=== GIVEN REQUEST ===
Convert the items below into a JSON array of strings, one string per line, and omit any blank lines.

-- BEGIN AVAILABLE RECORDS --

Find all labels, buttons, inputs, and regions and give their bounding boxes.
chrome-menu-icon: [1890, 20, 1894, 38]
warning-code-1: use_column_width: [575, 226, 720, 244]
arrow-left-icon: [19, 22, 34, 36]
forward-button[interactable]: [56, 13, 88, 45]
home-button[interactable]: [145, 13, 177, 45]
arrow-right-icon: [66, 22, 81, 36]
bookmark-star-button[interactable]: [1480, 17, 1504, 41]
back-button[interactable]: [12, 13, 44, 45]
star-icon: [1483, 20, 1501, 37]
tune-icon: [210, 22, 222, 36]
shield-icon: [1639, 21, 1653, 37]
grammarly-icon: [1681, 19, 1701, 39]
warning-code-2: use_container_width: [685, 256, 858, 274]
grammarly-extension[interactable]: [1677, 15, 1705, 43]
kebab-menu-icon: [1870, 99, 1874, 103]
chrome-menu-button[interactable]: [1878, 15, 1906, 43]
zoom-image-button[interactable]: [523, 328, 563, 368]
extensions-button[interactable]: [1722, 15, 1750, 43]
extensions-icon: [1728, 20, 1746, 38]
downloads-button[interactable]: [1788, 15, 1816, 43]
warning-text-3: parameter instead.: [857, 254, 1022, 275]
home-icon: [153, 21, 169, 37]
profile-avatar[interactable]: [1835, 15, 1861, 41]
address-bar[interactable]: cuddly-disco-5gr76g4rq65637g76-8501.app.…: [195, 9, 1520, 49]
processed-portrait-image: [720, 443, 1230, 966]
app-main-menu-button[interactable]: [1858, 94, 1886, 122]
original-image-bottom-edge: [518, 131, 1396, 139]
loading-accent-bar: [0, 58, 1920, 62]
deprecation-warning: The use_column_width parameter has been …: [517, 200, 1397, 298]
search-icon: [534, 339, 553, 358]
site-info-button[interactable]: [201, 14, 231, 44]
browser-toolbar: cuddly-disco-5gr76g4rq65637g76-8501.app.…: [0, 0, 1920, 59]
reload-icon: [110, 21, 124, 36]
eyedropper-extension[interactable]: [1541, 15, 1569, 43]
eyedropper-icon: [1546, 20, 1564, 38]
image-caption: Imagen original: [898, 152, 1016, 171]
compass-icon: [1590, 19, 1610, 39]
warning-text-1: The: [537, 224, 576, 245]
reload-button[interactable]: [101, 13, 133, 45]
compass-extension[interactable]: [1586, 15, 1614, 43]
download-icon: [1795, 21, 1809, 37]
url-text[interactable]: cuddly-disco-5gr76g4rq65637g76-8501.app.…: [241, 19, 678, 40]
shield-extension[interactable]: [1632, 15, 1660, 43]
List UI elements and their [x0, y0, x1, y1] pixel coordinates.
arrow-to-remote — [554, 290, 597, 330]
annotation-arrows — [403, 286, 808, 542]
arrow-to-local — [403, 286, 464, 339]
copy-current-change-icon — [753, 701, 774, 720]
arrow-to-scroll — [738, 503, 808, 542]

-- END AVAILABLE RECORDS --

=== EXERCISE ANSWER ===
[
  "Find all labels, buttons, inputs, and regions and give their bounding boxes.",
  "chrome-menu-icon: [1890, 20, 1894, 38]",
  "warning-code-1: use_column_width: [575, 226, 720, 244]",
  "arrow-left-icon: [19, 22, 34, 36]",
  "forward-button[interactable]: [56, 13, 88, 45]",
  "home-button[interactable]: [145, 13, 177, 45]",
  "arrow-right-icon: [66, 22, 81, 36]",
  "bookmark-star-button[interactable]: [1480, 17, 1504, 41]",
  "back-button[interactable]: [12, 13, 44, 45]",
  "star-icon: [1483, 20, 1501, 37]",
  "tune-icon: [210, 22, 222, 36]",
  "shield-icon: [1639, 21, 1653, 37]",
  "grammarly-icon: [1681, 19, 1701, 39]",
  "warning-code-2: use_container_width: [685, 256, 858, 274]",
  "grammarly-extension[interactable]: [1677, 15, 1705, 43]",
  "kebab-menu-icon: [1870, 99, 1874, 103]",
  "chrome-menu-button[interactable]: [1878, 15, 1906, 43]",
  "zoom-image-button[interactable]: [523, 328, 563, 368]",
  "extensions-button[interactable]: [1722, 15, 1750, 43]",
  "extensions-icon: [1728, 20, 1746, 38]",
  "downloads-button[interactable]: [1788, 15, 1816, 43]",
  "warning-text-3: parameter instead.: [857, 254, 1022, 275]",
  "home-icon: [153, 21, 169, 37]",
  "profile-avatar[interactable]: [1835, 15, 1861, 41]",
  "address-bar[interactable]: cuddly-disco-5gr76g4rq65637g76-8501.app.…: [195, 9, 1520, 49]",
  "processed-portrait-image: [720, 443, 1230, 966]",
  "app-main-menu-button[interactable]: [1858, 94, 1886, 122]",
  "original-image-bottom-edge: [518, 131, 1396, 139]",
  "loading-accent-bar: [0, 58, 1920, 62]",
  "deprecation-warning: The use_column_width parameter has been …: [517, 200, 1397, 298]",
  "search-icon: [534, 339, 553, 358]",
  "site-info-button[interactable]: [201, 14, 231, 44]",
  "browser-toolbar: cuddly-disco-5gr76g4rq65637g76-8501.app.…: [0, 0, 1920, 59]",
  "reload-icon: [110, 21, 124, 36]",
  "eyedropper-extension[interactable]: [1541, 15, 1569, 43]",
  "eyedropper-icon: [1546, 20, 1564, 38]",
  "image-caption: Imagen original: [898, 152, 1016, 171]",
  "compass-icon: [1590, 19, 1610, 39]",
  "warning-text-1: The: [537, 224, 576, 245]",
  "reload-button[interactable]: [101, 13, 133, 45]",
  "compass-extension[interactable]: [1586, 15, 1614, 43]",
  "download-icon: [1795, 21, 1809, 37]",
  "url-text[interactable]: cuddly-disco-5gr76g4rq65637g76-8501.app.…: [241, 19, 678, 40]",
  "shield-extension[interactable]: [1632, 15, 1660, 43]",
  "List UI elements and their [x0, y0, x1, y1] pixel coordinates.",
  "arrow-to-remote — [554, 290, 597, 330]",
  "annotation-arrows — [403, 286, 808, 542]",
  "arrow-to-local — [403, 286, 464, 339]",
  "copy-current-change-icon — [753, 701, 774, 720]",
  "arrow-to-scroll — [738, 503, 808, 542]"
]